» **Your goal**
Exclude the pictures and return every line exactly as written.

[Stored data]
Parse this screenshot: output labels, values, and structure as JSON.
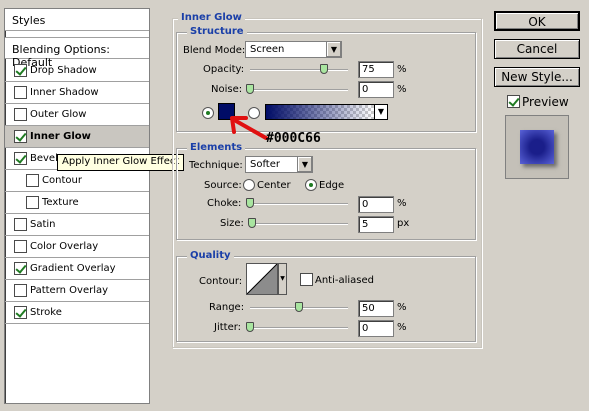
{
  "styles_panel": {
    "header": "Styles",
    "blending": "Blending Options: Default",
    "items": [
      {
        "label": "Drop Shadow",
        "checked": true
      },
      {
        "label": "Inner Shadow",
        "checked": false
      },
      {
        "label": "Outer Glow",
        "checked": false
      },
      {
        "label": "Inner Glow",
        "checked": true
      },
      {
        "label": "Bevel and Emboss",
        "checked": true
      },
      {
        "label": "Contour",
        "checked": false
      },
      {
        "label": "Texture",
        "checked": false
      },
      {
        "label": "Satin",
        "checked": false
      },
      {
        "label": "Color Overlay",
        "checked": false
      },
      {
        "label": "Gradient Overlay",
        "checked": true
      },
      {
        "label": "Pattern Overlay",
        "checked": false
      },
      {
        "label": "Stroke",
        "checked": true
      }
    ],
    "bevel_visible_label": "Bevel"
  },
  "tooltip": "Apply Inner Glow Effect",
  "inner_glow": {
    "title": "Inner Glow",
    "structure": {
      "title": "Structure",
      "blend_mode_label": "Blend Mode:",
      "blend_mode": "Screen",
      "opacity_label": "Opacity:",
      "opacity": "75",
      "opacity_value": 75,
      "noise_label": "Noise:",
      "noise": "0",
      "noise_value": 0,
      "percent": "%",
      "color_hex": "#000C66"
    },
    "elements": {
      "title": "Elements",
      "technique_label": "Technique:",
      "technique": "Softer",
      "source_label": "Source:",
      "center_label": "Center",
      "edge_label": "Edge",
      "choke_label": "Choke:",
      "choke": "0",
      "choke_value": 0,
      "size_label": "Size:",
      "size": "5",
      "size_value": 5,
      "percent": "%",
      "px": "px"
    },
    "quality": {
      "title": "Quality",
      "contour_label": "Contour:",
      "anti_aliased_label": "Anti-aliased",
      "range_label": "Range:",
      "range": "50",
      "range_value": 50,
      "jitter_label": "Jitter:",
      "jitter": "0",
      "jitter_value": 0,
      "percent": "%"
    }
  },
  "annotation": "#000C66",
  "buttons": {
    "ok": "OK",
    "cancel": "Cancel",
    "new_style": "New Style...",
    "preview": "Preview"
  },
  "colors": {
    "glow_color": "#000C66",
    "arrow": "#e01010",
    "title_blue": "#1a3fa8"
  }
}
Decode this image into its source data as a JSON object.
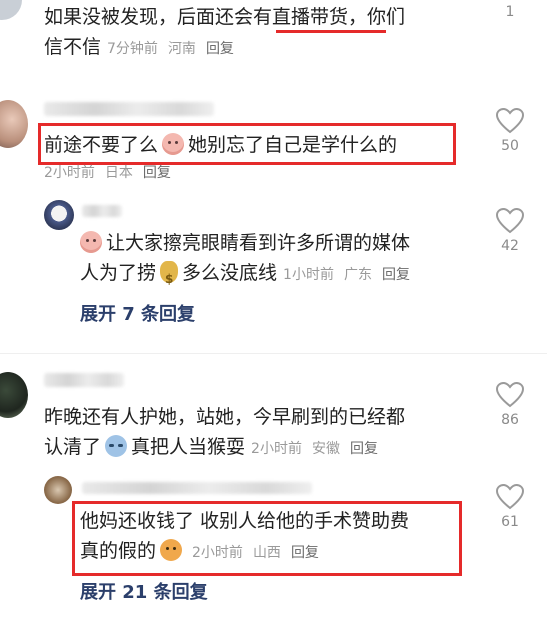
{
  "comments": [
    {
      "line1": "如果没被发现，后面还会有直播带货，你们",
      "line2": "信不信",
      "time": "7分钟前",
      "location": "河南",
      "reply": "回复",
      "likes": "1"
    },
    {
      "text_a": "前途不要了么",
      "text_b": "她别忘了自己是学什么的",
      "time": "2小时前",
      "location": "日本",
      "reply": "回复",
      "likes": "50",
      "sub": {
        "line1_a": "让大家擦亮眼睛看到许多所谓的媒体",
        "line2_a": "人为了捞",
        "line2_b": "多么没底线",
        "time": "1小时前",
        "location": "广东",
        "reply": "回复",
        "likes": "42"
      },
      "expand": "展开 7 条回复"
    },
    {
      "line1": "昨晚还有人护她，站她，今早刷到的已经都",
      "line2_a": "认清了",
      "line2_b": "真把人当猴耍",
      "time": "2小时前",
      "location": "安徽",
      "reply": "回复",
      "likes": "86",
      "sub": {
        "line1": "他妈还收钱了 收别人给他的手术赞助费",
        "line2": "真的假的",
        "time": "2小时前",
        "location": "山西",
        "reply": "回复",
        "likes": "61"
      },
      "expand": "展开 21 条回复"
    }
  ],
  "colors": {
    "highlight": "#e52a2a",
    "link": "#2b3f6b",
    "meta": "#9a9a9a"
  }
}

» **Finished exercise**
Parse this screenshot: output labels, values, and structure as JSON.
{
  "styles_panel": {
    "header": "Styles",
    "blending": "Blending Options: Default",
    "items": [
      {
        "label": "Drop Shadow",
        "checked": true
      },
      {
        "label": "Inner Shadow",
        "checked": false
      },
      {
        "label": "Outer Glow",
        "checked": false
      },
      {
        "label": "Inner Glow",
        "checked": true
      },
      {
        "label": "Bevel and Emboss",
        "checked": true
      },
      {
        "label": "Contour",
        "checked": false
      },
      {
        "label": "Texture",
        "checked": false
      },
      {
        "label": "Satin",
        "checked": false
      },
      {
        "label": "Color Overlay",
        "checked": false
      },
      {
        "label": "Gradient Overlay",
        "checked": true
      },
      {
        "label": "Pattern Overlay",
        "checked": false
      },
      {
        "label": "Stroke",
        "checked": true
      }
    ],
    "bevel_visible_label": "Bevel"
  },
  "tooltip": "Apply Inner Glow Effect",
  "inner_glow": {
    "title": "Inner Glow",
    "structure": {
      "title": "Structure",
      "blend_mode_label": "Blend Mode:",
      "blend_mode": "Screen",
      "opacity_label": "Opacity:",
      "opacity": "75",
      "opacity_value": 75,
      "noise_label": "Noise:",
      "noise": "0",
      "noise_value": 0,
      "percent": "%",
      "color_hex": "#000C66"
    },
    "elements": {
      "title": "Elements",
      "technique_label": "Technique:",
      "technique": "Softer",
      "source_label": "Source:",
      "center_label": "Center",
      "edge_label": "Edge",
      "choke_label": "Choke:",
      "choke": "0",
      "choke_value": 0,
      "size_label": "Size:",
      "size": "5",
      "size_value": 5,
      "percent": "%",
      "px": "px"
    },
    "quality": {
      "title": "Quality",
      "contour_label": "Contour:",
      "anti_aliased_label": "Anti-aliased",
      "range_label": "Range:",
      "range": "50",
      "range_value": 50,
      "jitter_label": "Jitter:",
      "jitter": "0",
      "jitter_value": 0,
      "percent": "%"
    }
  },
  "annotation": "#000C66",
  "buttons": {
    "ok": "OK",
    "cancel": "Cancel",
    "new_style": "New Style...",
    "preview": "Preview"
  },
  "colors": {
    "glow_color": "#000C66",
    "arrow": "#e01010",
    "title_blue": "#1a3fa8"
  }
}
Decode this image into its source data as a JSON object.
{
  "comments": [
    {
      "line1": "如果没被发现，后面还会有直播带货，你们",
      "line2": "信不信",
      "time": "7分钟前",
      "location": "河南",
      "reply": "回复",
      "likes": "1"
    },
    {
      "text_a": "前途不要了么",
      "text_b": "她别忘了自己是学什么的",
      "time": "2小时前",
      "location": "日本",
      "reply": "回复",
      "likes": "50",
      "sub": {
        "line1_a": "让大家擦亮眼睛看到许多所谓的媒体",
        "line2_a": "人为了捞",
        "line2_b": "多么没底线",
        "time": "1小时前",
        "location": "广东",
        "reply": "回复",
        "likes": "42"
      },
      "expand": "展开 7 条回复"
    },
    {
      "line1": "昨晚还有人护她，站她，今早刷到的已经都",
      "line2_a": "认清了",
      "line2_b": "真把人当猴耍",
      "time": "2小时前",
      "location": "安徽",
      "reply": "回复",
      "likes": "86",
      "sub": {
        "line1": "他妈还收钱了 收别人给他的手术赞助费",
        "line2": "真的假的",
        "time": "2小时前",
        "location": "山西",
        "reply": "回复",
        "likes": "61"
      },
      "expand": "展开 21 条回复"
    }
  ],
  "colors": {
    "highlight": "#e52a2a",
    "link": "#2b3f6b",
    "meta": "#9a9a9a"
  }
}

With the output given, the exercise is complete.